▶ _RECORDS PROVIDED_:
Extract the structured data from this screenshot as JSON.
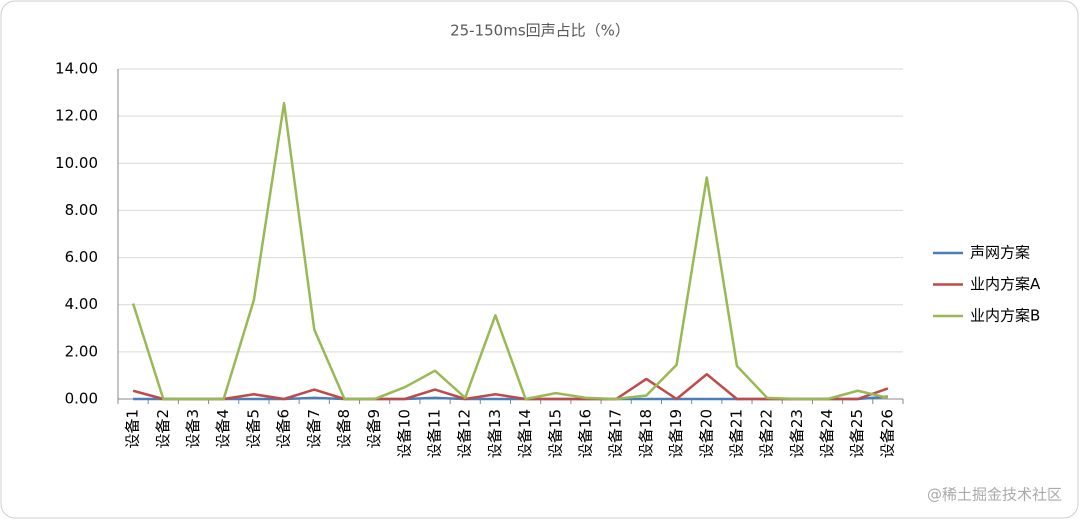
{
  "chart_data": {
    "type": "line",
    "title": "25-150ms回声占比（%）",
    "categories": [
      "设备1",
      "设备2",
      "设备3",
      "设备4",
      "设备5",
      "设备6",
      "设备7",
      "设备8",
      "设备9",
      "设备10",
      "设备11",
      "设备12",
      "设备13",
      "设备14",
      "设备15",
      "设备16",
      "设备17",
      "设备18",
      "设备19",
      "设备20",
      "设备21",
      "设备22",
      "设备23",
      "设备24",
      "设备25",
      "设备26"
    ],
    "series": [
      {
        "name": "声网方案",
        "color": "#4a7ebb",
        "values": [
          0,
          0,
          0,
          0,
          0,
          0,
          0.05,
          0,
          0,
          0,
          0.05,
          0,
          0,
          0,
          0,
          0,
          0,
          0,
          0,
          0,
          0,
          0,
          0,
          0,
          0,
          0.1
        ]
      },
      {
        "name": "业内方案A",
        "color": "#be4b48",
        "values": [
          0.35,
          0,
          0,
          0,
          0.2,
          0,
          0.4,
          0,
          0,
          0,
          0.4,
          0,
          0.2,
          0,
          0,
          0,
          0,
          0.85,
          0,
          1.05,
          0,
          0,
          0,
          0,
          0,
          0.45
        ]
      },
      {
        "name": "业内方案B",
        "color": "#98b954",
        "values": [
          4.05,
          0,
          0,
          0,
          4.2,
          12.55,
          2.95,
          0,
          0,
          0.5,
          1.2,
          0.05,
          3.55,
          0,
          0.25,
          0.05,
          0,
          0.15,
          1.45,
          9.4,
          1.4,
          0.05,
          0,
          0,
          0.35,
          0.05
        ]
      }
    ],
    "ylim": [
      0,
      14
    ],
    "yticks": [
      {
        "value": 0,
        "label": "0.00"
      },
      {
        "value": 2,
        "label": "2.00"
      },
      {
        "value": 4,
        "label": "4.00"
      },
      {
        "value": 6,
        "label": "6.00"
      },
      {
        "value": 8,
        "label": "8.00"
      },
      {
        "value": 10,
        "label": "10.00"
      },
      {
        "value": 12,
        "label": "12.00"
      },
      {
        "value": 14,
        "label": "14.00"
      }
    ],
    "grid": true,
    "legend": "right"
  },
  "watermark": "@稀土掘金技术社区"
}
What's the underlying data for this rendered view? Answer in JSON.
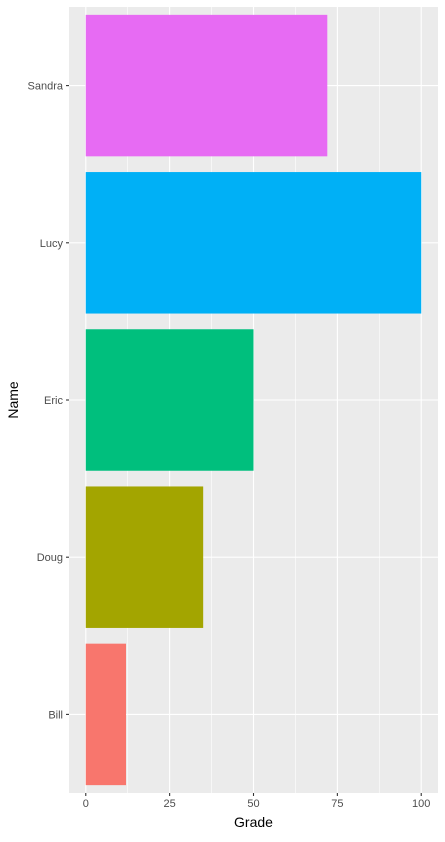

▶ _TASK REQUIREMENTS_:
Scan the lines for the string "label". Pick out every line that has it.

▶ _SOLVED EXERCISE_:
        "label": "0.00"
        "label": "2.00"
        "label": "4.00"
        "label": "6.00"
        "label": "8.00"
        "label": "10.00"
        "label": "12.00"
        "label": "14.00"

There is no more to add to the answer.